EXERCISE AIM: Please reproduce, without any changes, the lines of the records from the one containing "250, 521, 278]" through the one containing "node-label: mathelp_psmile::ma_asin_r114 —", including both of those lines.
┌─ EXTRACTED INFORMATION
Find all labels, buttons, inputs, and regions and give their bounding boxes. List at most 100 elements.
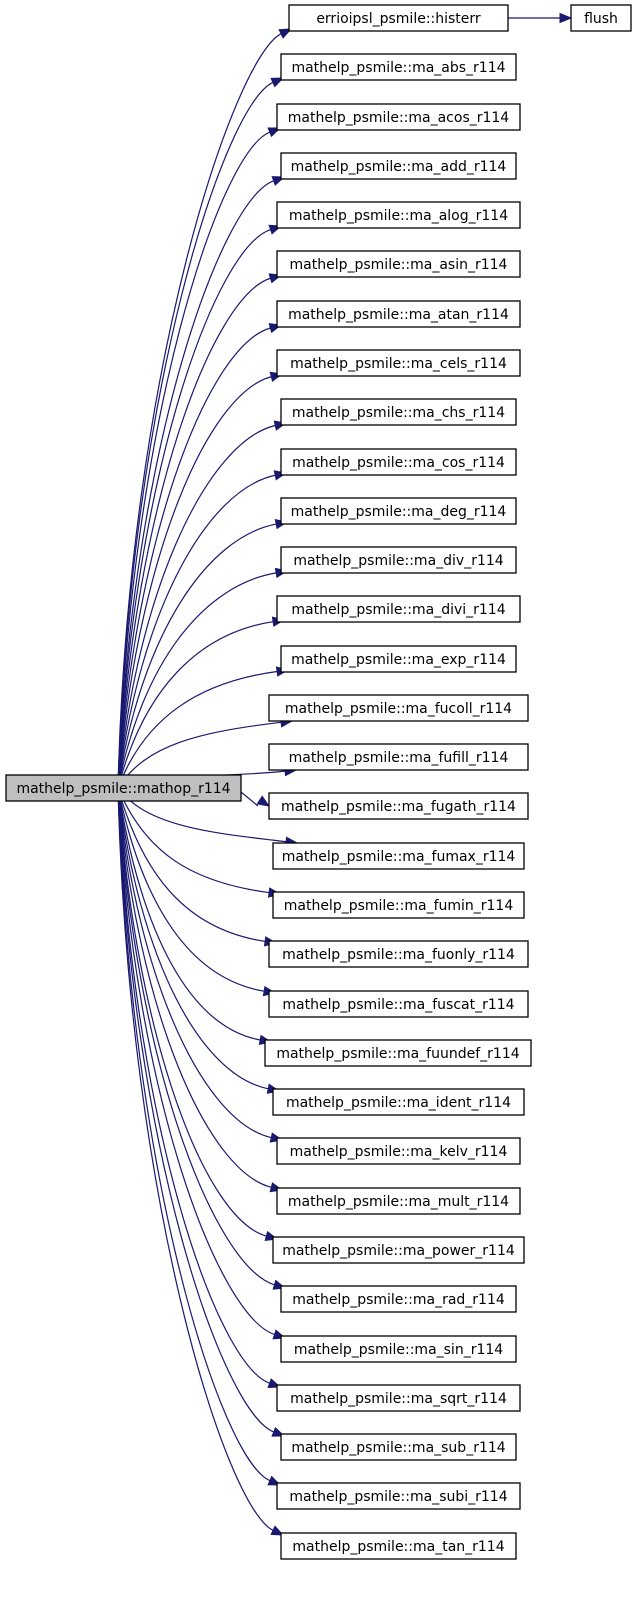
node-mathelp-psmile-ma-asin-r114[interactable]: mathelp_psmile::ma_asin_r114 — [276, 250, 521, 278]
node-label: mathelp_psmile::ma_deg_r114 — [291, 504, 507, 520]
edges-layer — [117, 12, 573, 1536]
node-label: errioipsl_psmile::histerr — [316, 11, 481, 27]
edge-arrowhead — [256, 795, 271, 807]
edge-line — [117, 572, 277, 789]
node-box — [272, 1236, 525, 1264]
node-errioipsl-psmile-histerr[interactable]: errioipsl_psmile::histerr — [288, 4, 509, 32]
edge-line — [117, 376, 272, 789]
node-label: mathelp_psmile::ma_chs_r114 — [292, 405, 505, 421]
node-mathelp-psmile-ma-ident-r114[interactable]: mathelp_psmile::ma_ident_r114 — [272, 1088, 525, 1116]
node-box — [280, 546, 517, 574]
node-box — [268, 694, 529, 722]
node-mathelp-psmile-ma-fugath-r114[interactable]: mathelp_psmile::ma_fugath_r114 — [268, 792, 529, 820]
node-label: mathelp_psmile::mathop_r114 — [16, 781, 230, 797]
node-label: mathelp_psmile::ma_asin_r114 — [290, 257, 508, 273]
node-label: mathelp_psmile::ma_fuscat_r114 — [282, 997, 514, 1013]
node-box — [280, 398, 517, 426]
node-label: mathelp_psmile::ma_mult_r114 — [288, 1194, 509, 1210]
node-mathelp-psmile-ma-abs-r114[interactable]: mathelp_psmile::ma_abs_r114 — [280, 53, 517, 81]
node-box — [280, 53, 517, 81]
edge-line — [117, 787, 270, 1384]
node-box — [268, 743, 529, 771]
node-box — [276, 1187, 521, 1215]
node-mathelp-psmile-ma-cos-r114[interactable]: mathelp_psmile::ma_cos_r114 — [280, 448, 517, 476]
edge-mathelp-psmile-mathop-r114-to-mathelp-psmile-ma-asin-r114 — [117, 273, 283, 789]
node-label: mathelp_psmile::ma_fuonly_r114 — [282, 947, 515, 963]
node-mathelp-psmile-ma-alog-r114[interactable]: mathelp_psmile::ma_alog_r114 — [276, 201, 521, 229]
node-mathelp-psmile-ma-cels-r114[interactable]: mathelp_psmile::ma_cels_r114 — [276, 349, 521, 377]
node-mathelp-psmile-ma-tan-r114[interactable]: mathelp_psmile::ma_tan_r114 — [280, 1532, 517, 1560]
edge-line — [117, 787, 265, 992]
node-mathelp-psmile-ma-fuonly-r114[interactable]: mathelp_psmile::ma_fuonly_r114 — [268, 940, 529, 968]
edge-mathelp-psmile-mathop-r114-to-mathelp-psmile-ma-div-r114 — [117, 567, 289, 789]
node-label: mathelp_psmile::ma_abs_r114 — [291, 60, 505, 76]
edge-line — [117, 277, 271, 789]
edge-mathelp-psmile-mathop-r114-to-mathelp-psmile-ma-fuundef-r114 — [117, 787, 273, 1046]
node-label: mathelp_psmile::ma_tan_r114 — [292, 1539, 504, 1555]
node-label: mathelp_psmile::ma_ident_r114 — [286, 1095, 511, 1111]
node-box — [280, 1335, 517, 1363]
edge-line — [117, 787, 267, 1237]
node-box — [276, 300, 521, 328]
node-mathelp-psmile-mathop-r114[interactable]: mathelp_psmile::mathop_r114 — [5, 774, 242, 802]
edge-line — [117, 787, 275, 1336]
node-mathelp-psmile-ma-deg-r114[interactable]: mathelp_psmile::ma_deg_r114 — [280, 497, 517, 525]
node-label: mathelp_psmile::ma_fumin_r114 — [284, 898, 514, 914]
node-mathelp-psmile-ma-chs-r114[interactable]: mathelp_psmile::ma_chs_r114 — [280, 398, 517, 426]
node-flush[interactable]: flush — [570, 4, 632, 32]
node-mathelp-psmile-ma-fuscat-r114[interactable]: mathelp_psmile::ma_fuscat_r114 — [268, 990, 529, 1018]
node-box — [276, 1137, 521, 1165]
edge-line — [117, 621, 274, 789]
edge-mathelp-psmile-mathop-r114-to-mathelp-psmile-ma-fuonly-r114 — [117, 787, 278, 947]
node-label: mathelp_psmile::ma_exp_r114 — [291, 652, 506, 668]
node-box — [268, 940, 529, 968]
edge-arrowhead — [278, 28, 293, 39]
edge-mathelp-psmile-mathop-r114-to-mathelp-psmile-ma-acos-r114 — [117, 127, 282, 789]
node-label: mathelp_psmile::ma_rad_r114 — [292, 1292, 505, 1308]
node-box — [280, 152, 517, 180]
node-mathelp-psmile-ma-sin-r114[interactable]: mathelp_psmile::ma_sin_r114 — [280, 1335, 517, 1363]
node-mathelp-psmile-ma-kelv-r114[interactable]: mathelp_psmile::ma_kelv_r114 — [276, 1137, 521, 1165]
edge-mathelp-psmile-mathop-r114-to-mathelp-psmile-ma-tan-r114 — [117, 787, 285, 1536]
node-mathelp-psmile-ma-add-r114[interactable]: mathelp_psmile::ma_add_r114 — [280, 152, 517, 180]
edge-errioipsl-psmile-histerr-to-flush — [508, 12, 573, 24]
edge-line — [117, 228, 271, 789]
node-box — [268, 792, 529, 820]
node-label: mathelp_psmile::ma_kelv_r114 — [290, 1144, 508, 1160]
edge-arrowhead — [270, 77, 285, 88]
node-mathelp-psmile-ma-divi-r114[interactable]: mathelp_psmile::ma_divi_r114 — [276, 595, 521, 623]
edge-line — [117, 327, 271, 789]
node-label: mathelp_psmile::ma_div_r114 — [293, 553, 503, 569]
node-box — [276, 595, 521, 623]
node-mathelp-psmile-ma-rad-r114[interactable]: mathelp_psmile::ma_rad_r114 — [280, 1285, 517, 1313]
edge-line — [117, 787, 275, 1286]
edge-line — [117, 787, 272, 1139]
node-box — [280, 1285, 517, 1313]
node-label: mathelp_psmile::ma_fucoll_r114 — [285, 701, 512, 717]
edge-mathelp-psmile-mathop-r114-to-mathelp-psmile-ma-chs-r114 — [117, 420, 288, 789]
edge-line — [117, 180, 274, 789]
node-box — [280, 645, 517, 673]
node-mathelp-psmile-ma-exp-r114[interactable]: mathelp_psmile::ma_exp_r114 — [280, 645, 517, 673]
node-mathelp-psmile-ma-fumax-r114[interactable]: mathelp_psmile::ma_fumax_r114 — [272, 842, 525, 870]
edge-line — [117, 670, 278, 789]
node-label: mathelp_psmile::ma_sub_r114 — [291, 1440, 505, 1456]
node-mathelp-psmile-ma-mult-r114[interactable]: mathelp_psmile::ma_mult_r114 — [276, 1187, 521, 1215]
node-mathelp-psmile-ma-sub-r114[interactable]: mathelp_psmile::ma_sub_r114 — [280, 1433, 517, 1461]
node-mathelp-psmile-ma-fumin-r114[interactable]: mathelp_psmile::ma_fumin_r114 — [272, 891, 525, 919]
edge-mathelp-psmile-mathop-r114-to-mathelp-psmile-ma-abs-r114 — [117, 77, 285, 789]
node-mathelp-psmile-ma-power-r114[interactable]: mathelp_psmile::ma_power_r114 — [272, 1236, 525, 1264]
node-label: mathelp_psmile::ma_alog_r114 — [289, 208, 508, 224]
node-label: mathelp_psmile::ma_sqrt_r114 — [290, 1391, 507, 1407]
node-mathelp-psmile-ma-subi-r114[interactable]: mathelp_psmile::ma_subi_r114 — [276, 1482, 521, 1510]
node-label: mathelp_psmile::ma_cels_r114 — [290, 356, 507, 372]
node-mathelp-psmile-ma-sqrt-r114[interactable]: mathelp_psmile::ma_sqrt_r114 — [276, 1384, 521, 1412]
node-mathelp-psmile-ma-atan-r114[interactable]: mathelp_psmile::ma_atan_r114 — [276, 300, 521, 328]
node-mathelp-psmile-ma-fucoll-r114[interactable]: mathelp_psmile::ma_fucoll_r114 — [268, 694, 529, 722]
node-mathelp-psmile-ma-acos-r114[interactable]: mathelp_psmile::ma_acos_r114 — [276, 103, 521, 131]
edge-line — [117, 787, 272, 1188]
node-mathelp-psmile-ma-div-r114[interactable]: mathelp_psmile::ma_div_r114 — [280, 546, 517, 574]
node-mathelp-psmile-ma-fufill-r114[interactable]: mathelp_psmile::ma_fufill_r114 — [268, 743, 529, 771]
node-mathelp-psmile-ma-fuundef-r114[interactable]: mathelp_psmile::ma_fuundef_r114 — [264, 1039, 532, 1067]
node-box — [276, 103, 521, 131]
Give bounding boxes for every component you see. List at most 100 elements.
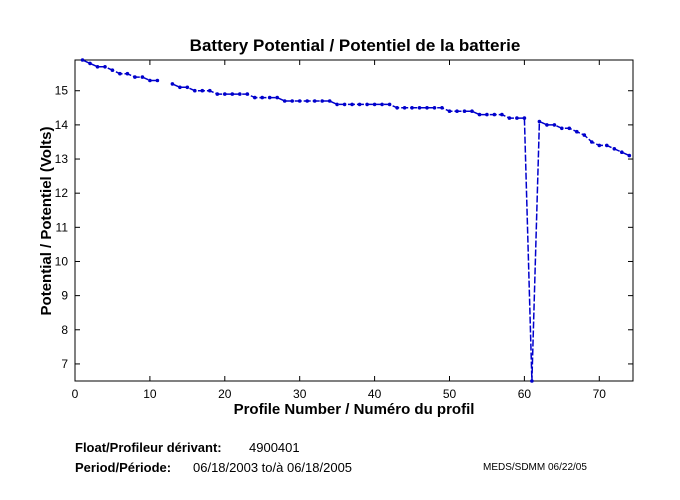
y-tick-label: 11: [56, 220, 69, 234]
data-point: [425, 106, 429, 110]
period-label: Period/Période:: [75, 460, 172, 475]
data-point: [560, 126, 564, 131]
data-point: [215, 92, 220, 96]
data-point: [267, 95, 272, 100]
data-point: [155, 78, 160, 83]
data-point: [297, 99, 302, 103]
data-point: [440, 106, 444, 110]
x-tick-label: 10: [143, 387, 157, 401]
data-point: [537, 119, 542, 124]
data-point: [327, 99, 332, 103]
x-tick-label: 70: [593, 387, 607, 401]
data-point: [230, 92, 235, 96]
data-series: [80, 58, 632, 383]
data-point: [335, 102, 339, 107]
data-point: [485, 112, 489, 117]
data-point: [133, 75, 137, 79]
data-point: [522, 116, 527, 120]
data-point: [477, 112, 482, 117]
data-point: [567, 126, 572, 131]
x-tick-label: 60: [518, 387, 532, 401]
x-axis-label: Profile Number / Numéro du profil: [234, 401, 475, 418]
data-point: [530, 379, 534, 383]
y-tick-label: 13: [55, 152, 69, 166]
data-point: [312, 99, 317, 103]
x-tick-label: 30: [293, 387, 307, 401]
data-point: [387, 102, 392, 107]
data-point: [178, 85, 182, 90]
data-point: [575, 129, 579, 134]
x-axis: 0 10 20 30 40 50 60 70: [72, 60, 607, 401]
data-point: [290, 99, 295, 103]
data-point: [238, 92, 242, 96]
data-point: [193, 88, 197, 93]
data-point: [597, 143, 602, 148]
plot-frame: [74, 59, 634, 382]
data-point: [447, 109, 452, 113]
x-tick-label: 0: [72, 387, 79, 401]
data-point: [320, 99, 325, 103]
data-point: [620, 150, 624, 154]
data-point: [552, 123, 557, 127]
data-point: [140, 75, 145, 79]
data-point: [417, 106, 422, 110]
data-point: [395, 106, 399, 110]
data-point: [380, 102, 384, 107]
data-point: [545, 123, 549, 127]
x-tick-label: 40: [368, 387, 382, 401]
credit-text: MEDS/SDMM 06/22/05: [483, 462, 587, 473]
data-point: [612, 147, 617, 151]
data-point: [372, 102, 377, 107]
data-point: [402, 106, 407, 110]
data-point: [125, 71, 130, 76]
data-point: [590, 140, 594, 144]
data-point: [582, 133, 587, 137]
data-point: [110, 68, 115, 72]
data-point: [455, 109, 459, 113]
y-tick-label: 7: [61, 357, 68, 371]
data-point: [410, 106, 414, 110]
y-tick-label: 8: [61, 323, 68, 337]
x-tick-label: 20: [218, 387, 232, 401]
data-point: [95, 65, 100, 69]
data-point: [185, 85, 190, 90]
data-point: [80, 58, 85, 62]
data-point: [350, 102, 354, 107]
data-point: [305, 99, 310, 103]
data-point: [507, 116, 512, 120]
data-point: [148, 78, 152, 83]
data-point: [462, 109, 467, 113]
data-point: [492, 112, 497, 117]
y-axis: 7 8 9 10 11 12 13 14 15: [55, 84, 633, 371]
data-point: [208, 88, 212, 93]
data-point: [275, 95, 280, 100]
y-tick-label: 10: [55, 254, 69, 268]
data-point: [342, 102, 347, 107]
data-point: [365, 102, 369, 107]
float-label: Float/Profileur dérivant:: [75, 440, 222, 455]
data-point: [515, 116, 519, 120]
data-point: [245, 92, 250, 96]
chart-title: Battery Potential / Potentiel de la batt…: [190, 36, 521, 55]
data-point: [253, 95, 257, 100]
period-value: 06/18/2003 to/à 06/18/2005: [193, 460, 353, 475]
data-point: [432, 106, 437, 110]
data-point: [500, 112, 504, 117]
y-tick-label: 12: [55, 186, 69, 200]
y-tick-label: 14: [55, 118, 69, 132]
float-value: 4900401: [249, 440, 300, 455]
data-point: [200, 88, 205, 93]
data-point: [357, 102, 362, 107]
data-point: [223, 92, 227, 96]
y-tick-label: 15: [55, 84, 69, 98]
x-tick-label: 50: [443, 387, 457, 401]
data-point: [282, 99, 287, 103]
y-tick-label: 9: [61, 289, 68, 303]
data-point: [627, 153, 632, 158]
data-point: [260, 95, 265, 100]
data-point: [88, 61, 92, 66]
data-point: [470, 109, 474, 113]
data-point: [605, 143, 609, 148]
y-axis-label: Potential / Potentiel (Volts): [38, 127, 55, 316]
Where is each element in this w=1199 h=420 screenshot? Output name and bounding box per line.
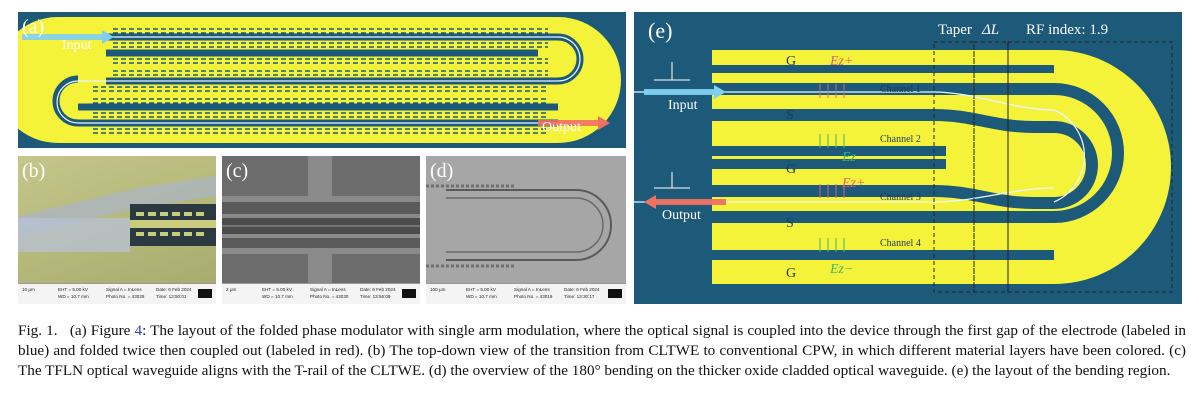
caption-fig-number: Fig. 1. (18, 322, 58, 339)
└─
RESULT:
node-mathelp-psmile-ma-asin-r114[interactable]: mathelp_psmile::ma_asin_r114 — [276, 250, 521, 278]
node-label: mathelp_psmile::ma_deg_r114 — [291, 504, 507, 520]
edges-layer — [117, 12, 573, 1536]
node-label: errioipsl_psmile::histerr — [316, 11, 481, 27]
edge-arrowhead — [256, 795, 271, 807]
edge-line — [117, 572, 277, 789]
node-box — [272, 1236, 525, 1264]
node-errioipsl-psmile-histerr[interactable]: errioipsl_psmile::histerr — [288, 4, 509, 32]
edge-line — [117, 376, 272, 789]
node-label: mathelp_psmile::ma_chs_r114 — [292, 405, 505, 421]
node-mathelp-psmile-ma-ident-r114[interactable]: mathelp_psmile::ma_ident_r114 — [272, 1088, 525, 1116]
node-box — [280, 546, 517, 574]
node-box — [268, 694, 529, 722]
node-mathelp-psmile-ma-fugath-r114[interactable]: mathelp_psmile::ma_fugath_r114 — [268, 792, 529, 820]
node-label: mathelp_psmile::mathop_r114 — [16, 781, 230, 797]
node-label: mathelp_psmile::ma_asin_r114 — [290, 257, 508, 273]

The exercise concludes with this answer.